━━━ DATA SUPPLIED
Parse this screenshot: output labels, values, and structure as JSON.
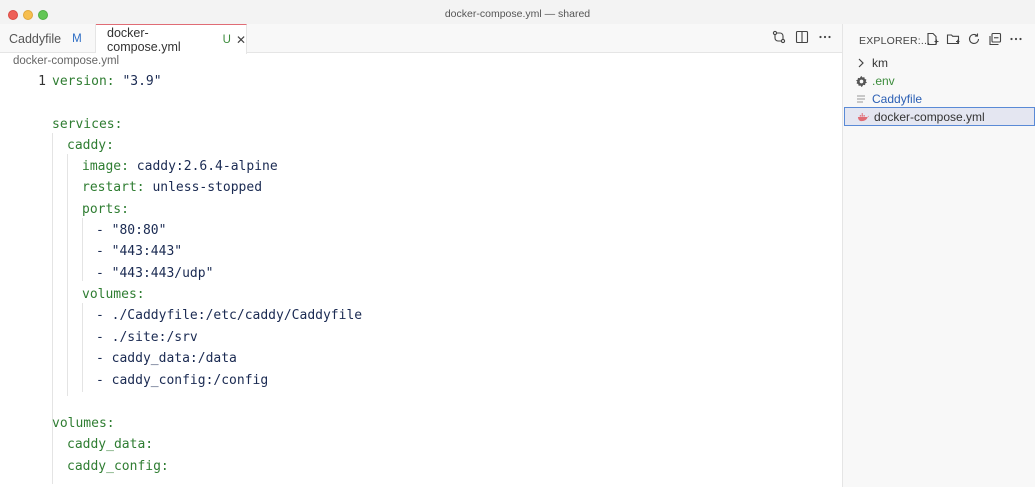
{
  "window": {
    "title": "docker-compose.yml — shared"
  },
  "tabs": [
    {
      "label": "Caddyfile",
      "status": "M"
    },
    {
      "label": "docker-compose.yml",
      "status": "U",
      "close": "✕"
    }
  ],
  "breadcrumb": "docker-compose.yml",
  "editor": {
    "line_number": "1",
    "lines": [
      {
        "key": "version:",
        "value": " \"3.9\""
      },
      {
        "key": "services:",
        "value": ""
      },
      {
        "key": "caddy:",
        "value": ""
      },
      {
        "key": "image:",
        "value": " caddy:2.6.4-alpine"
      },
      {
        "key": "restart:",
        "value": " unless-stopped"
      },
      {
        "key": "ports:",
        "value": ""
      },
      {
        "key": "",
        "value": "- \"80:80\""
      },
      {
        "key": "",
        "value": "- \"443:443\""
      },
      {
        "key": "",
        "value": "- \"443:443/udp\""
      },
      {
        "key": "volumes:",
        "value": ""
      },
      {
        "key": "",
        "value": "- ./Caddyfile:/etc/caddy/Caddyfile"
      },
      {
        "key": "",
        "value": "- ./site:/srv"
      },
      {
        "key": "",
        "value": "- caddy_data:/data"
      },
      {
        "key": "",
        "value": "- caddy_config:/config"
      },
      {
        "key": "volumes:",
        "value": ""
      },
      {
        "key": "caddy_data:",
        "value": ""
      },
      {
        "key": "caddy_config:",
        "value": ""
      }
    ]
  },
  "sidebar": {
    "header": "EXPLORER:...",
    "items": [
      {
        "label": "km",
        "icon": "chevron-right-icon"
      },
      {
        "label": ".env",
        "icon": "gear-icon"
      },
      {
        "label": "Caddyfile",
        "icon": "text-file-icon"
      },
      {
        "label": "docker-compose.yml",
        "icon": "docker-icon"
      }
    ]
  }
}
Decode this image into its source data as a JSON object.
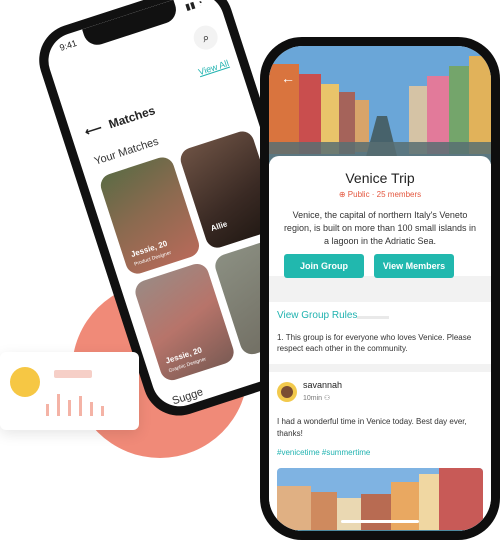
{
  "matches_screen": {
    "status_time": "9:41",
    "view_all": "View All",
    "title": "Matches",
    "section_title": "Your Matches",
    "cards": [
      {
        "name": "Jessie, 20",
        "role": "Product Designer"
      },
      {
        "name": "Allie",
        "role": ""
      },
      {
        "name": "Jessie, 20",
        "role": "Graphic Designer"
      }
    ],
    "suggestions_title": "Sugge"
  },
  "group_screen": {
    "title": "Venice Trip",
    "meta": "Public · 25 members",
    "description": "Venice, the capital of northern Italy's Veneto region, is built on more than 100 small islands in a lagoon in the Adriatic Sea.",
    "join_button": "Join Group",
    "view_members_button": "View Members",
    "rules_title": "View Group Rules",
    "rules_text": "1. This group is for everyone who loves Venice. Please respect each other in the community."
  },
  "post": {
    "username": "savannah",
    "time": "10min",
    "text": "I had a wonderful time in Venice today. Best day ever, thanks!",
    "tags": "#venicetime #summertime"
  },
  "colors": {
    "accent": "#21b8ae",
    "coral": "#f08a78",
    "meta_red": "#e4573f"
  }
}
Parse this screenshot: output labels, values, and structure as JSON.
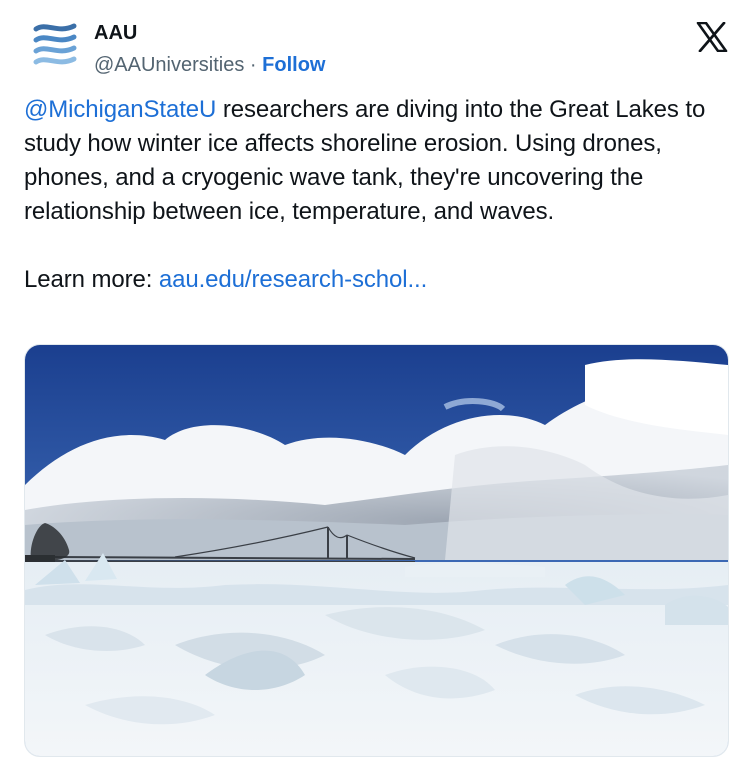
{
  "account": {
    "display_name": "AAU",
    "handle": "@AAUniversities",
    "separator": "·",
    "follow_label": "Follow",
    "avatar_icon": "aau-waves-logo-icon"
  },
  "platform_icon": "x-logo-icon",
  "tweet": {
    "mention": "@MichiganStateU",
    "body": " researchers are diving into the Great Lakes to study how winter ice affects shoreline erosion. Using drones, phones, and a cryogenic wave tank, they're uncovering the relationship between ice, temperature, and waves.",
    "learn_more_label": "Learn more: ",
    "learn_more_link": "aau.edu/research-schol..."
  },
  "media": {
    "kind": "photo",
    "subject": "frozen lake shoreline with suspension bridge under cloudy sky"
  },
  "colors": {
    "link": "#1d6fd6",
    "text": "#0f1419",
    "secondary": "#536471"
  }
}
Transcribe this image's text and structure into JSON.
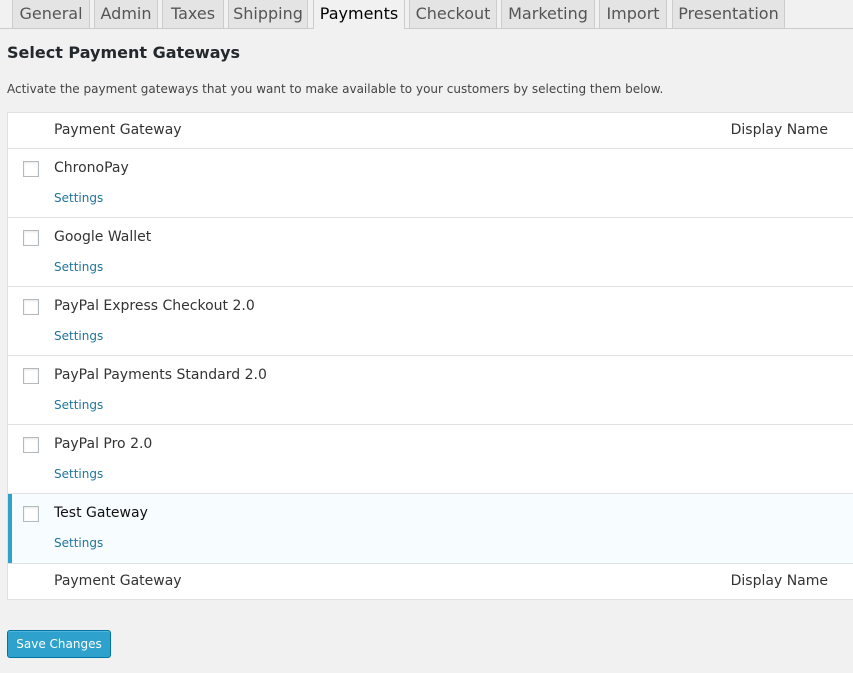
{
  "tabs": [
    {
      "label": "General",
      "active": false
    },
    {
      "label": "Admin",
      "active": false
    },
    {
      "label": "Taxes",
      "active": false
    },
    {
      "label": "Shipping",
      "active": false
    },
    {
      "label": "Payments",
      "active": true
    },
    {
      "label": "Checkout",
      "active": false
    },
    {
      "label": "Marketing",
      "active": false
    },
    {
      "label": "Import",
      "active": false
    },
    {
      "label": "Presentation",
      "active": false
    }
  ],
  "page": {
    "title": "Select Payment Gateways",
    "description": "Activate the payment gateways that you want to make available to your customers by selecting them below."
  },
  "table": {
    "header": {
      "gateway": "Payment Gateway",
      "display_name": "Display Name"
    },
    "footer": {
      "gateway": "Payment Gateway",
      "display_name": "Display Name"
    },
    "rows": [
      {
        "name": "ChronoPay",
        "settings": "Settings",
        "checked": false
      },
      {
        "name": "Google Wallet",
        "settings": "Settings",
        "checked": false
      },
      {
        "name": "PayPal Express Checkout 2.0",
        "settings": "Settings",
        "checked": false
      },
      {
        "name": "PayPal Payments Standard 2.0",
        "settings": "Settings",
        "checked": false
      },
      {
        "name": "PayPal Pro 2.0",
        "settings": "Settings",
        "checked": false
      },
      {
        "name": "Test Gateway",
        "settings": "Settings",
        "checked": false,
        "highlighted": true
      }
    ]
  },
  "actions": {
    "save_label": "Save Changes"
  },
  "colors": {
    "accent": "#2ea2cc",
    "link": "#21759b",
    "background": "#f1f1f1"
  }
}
━━━━━━
━━━ DATA SUPPLIED
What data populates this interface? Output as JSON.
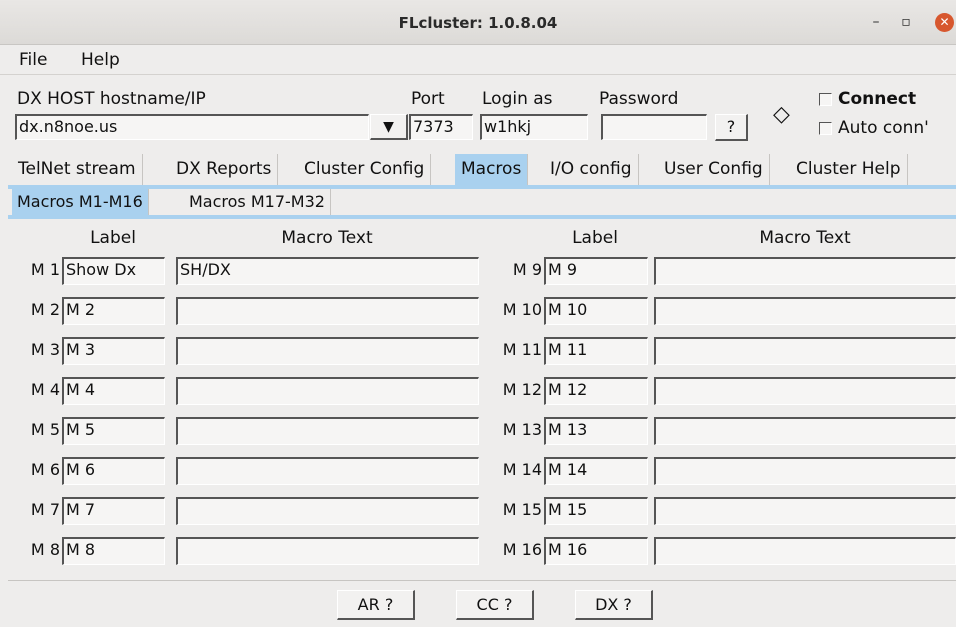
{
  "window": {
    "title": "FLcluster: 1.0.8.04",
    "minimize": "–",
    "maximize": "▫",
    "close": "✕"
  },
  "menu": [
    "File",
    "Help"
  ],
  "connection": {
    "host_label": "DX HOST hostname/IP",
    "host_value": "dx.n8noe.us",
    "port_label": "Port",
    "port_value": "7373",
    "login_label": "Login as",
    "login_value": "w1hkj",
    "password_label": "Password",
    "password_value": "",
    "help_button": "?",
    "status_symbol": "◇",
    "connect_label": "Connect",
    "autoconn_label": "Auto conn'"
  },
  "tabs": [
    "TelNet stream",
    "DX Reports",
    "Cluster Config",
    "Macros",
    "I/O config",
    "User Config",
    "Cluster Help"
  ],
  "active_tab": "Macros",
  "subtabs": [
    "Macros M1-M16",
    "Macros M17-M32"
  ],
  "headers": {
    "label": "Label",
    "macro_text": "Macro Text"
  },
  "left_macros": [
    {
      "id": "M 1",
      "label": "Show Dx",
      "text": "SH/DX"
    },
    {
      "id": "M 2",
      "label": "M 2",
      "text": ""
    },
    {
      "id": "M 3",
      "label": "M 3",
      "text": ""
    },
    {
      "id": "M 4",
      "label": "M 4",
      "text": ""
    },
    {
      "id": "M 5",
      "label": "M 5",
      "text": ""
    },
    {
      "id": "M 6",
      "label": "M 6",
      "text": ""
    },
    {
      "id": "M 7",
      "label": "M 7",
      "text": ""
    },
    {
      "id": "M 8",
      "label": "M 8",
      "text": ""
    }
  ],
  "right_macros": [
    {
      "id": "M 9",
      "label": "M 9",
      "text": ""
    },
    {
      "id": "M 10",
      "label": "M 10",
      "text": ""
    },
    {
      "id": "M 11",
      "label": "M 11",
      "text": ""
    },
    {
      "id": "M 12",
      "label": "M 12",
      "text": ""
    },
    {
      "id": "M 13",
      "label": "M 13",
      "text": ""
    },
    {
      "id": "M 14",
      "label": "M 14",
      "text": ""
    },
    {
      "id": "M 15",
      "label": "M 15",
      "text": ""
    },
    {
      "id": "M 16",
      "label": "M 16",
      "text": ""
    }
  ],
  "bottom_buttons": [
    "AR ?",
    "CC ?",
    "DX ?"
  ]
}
━━━━━━
━━━ DATA SUPPLIED
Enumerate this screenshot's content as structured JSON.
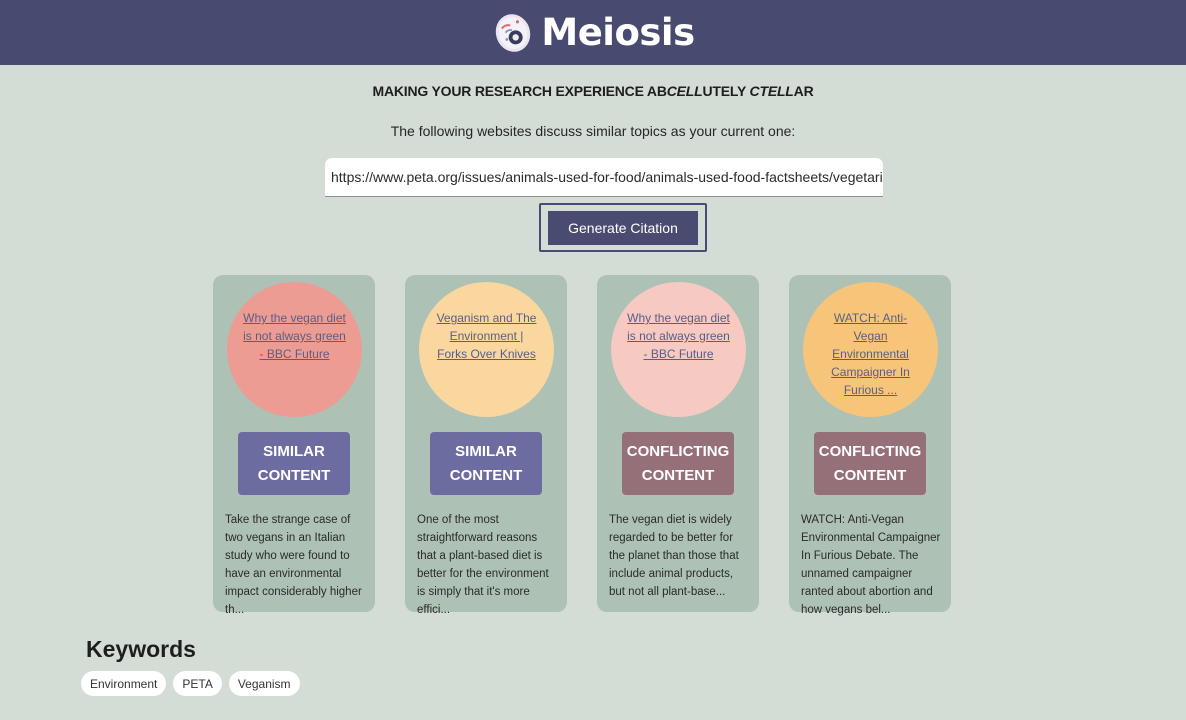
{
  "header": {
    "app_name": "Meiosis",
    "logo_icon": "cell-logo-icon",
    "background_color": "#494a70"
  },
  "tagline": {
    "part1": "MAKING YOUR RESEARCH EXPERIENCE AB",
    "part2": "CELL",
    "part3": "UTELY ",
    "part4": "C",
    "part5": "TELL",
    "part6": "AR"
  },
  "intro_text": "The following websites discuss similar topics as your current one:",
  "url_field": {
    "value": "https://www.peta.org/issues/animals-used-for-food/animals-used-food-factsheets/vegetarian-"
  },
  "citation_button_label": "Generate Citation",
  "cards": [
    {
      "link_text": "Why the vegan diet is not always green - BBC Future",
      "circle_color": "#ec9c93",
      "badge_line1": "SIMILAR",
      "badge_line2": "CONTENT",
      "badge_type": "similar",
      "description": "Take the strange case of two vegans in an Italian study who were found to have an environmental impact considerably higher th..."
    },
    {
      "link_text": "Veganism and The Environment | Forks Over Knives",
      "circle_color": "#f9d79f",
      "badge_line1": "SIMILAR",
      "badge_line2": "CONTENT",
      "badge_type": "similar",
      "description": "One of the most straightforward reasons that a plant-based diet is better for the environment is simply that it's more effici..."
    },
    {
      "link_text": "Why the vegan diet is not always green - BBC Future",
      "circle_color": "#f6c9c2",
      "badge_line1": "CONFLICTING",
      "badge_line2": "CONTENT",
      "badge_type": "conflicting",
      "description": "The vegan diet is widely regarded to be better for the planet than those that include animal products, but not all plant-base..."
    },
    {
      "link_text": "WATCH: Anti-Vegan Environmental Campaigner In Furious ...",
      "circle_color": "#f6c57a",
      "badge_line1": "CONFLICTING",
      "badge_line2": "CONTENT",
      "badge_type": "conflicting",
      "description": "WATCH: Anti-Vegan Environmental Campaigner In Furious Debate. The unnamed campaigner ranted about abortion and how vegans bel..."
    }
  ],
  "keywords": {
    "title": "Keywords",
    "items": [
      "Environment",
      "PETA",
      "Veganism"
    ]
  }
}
━━━━━━
▶ _STATED GOAL_
Among the lines of the material, find those that hold the word "Furious" and copy them.

▶ _EXERCISE SOLUTION_
      "link_text": "WATCH: Anti-Vegan Environmental Campaigner In Furious ...",
      "description": "WATCH: Anti-Vegan Environmental Campaigner In Furious Debate. The unnamed campaigner ranted about abortion and how vegans bel..."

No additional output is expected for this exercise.